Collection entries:
☆ ☆ ☆ ☆ ☆ ☆ ☆

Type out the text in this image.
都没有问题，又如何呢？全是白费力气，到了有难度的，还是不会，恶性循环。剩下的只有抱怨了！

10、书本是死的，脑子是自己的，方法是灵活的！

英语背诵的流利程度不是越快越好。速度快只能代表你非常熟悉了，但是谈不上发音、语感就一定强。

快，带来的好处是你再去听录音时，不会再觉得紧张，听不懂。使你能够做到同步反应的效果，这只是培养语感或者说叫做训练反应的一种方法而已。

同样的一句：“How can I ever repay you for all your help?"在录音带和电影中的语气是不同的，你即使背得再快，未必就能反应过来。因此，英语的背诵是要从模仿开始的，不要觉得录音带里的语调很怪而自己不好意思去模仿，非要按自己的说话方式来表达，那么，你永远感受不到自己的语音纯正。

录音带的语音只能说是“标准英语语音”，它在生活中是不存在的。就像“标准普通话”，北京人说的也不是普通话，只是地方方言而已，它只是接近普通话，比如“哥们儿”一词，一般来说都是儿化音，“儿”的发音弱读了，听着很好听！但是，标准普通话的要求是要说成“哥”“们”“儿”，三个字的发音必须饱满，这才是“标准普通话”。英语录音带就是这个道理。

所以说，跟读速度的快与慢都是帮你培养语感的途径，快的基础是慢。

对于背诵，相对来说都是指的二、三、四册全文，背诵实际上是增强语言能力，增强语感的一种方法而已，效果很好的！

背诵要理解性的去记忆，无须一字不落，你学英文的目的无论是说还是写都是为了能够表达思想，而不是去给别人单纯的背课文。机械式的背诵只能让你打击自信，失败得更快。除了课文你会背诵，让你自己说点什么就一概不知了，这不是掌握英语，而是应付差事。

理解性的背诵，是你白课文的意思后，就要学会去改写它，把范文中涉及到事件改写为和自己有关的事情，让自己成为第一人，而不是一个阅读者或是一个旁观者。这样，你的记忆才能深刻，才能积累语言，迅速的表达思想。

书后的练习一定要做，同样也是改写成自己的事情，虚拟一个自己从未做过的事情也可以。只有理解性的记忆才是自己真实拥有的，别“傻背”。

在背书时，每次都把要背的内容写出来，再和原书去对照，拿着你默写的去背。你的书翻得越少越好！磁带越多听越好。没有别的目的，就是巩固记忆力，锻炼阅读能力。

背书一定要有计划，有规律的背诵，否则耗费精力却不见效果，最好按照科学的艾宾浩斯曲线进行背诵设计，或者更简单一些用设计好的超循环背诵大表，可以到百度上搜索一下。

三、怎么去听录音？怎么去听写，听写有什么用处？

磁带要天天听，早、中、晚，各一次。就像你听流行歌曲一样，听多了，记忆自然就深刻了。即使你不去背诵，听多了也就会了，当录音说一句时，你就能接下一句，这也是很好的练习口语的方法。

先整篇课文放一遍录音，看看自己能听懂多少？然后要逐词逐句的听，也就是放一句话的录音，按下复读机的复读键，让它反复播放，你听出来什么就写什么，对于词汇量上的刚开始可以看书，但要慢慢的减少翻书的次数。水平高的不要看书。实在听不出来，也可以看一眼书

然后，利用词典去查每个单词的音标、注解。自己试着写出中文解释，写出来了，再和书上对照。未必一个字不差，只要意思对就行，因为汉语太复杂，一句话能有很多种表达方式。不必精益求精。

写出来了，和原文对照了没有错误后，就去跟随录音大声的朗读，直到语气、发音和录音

☆ ☆ ☆ ☆ ☆ ☆ ☆

Task: Faithfully transcribe the whole of the data.

Task output:
Type out the text in this image.
都没有问题，又如何呢？全是白费力气，到了有难度的，还是不会，恶性循环。剩下的只有抱怨了！

10、书本是死的，脑子是自己的，方法是灵活的！

英语背诵的流利程度不是越快越好。速度快只能代表你非常熟悉了，但是谈不上发音、语感就一定强。

快，带来的好处是你再去听录音时，不会再觉得紧张，听不懂。使你能够做到同步反应的效果，这只是培养语感或者说叫做训练反应的一种方法而已。

同样的一句：“How can I ever repay you for all your help?"在录音带和电影中的语气是不同的，你即使背得再快，未必就能反应过来。因此，英语的背诵是要从模仿开始的，不要觉得录音带里的语调很怪而自己不好意思去模仿，非要按自己的说话方式来表达，那么，你永远感受不到自己的语音纯正。

录音带的语音只能说是“标准英语语音”，它在生活中是不存在的。就像“标准普通话”，北京人说的也不是普通话，只是地方方言而已，它只是接近普通话，比如“哥们儿”一词，一般来说都是儿化音，“儿”的发音弱读了，听着很好听！但是，标准普通话的要求是要说成“哥”“们”“儿”，三个字的发音必须饱满，这才是“标准普通话”。英语录音带就是这个道理。

所以说，跟读速度的快与慢都是帮你培养语感的途径，快的基础是慢。

对于背诵，相对来说都是指的二、三、四册全文，背诵实际上是增强语言能力，增强语感的一种方法而已，效果很好的！

背诵要理解性的去记忆，无须一字不落，你学英文的目的无论是说还是写都是为了能够表达思想，而不是去给别人单纯的背课文。机械式的背诵只能让你打击自信，失败得更快。除了课文你会背诵，让你自己说点什么就一概不知了，这不是掌握英语，而是应付差事。

理解性的背诵，是你白课文的意思后，就要学会去改写它，把范文中涉及到事件改写为和自己有关的事情，让自己成为第一人，而不是一个阅读者或是一个旁观者。这样，你的记忆才能深刻，才能积累语言，迅速的表达思想。

书后的练习一定要做，同样也是改写成自己的事情，虚拟一个自己从未做过的事情也可以。只有理解性的记忆才是自己真实拥有的，别“傻背”。

在背书时，每次都把要背的内容写出来，再和原书去对照，拿着你默写的去背。你的书翻得越少越好！磁带越多听越好。没有别的目的，就是巩固记忆力，锻炼阅读能力。

背书一定要有计划，有规律的背诵，否则耗费精力却不见效果，最好按照科学的艾宾浩斯曲线进行背诵设计，或者更简单一些用设计好的超循环背诵大表，可以到百度上搜索一下。

三、怎么去听录音？怎么去听写，听写有什么用处？

磁带要天天听，早、中、晚，各一次。就像你听流行歌曲一样，听多了，记忆自然就深刻了。即使你不去背诵，听多了也就会了，当录音说一句时，你就能接下一句，这也是很好的练习口语的方法。

先整篇课文放一遍录音，看看自己能听懂多少？然后要逐词逐句的听，也就是放一句话的录音，按下复读机的复读键，让它反复播放，你听出来什么就写什么，对于词汇量上的刚开始可以看书，但要慢慢的减少翻书的次数。水平高的不要看书。实在听不出来，也可以看一眼书

然后，利用词典去查每个单词的音标、注解。自己试着写出中文解释，写出来了，再和书上对照。未必一个字不差，只要意思对就行，因为汉语太复杂，一句话能有很多种表达方式。不必精益求精。

写出来了，和原文对照了没有错误后，就去跟随录音大声的朗读，直到语气、发音和录音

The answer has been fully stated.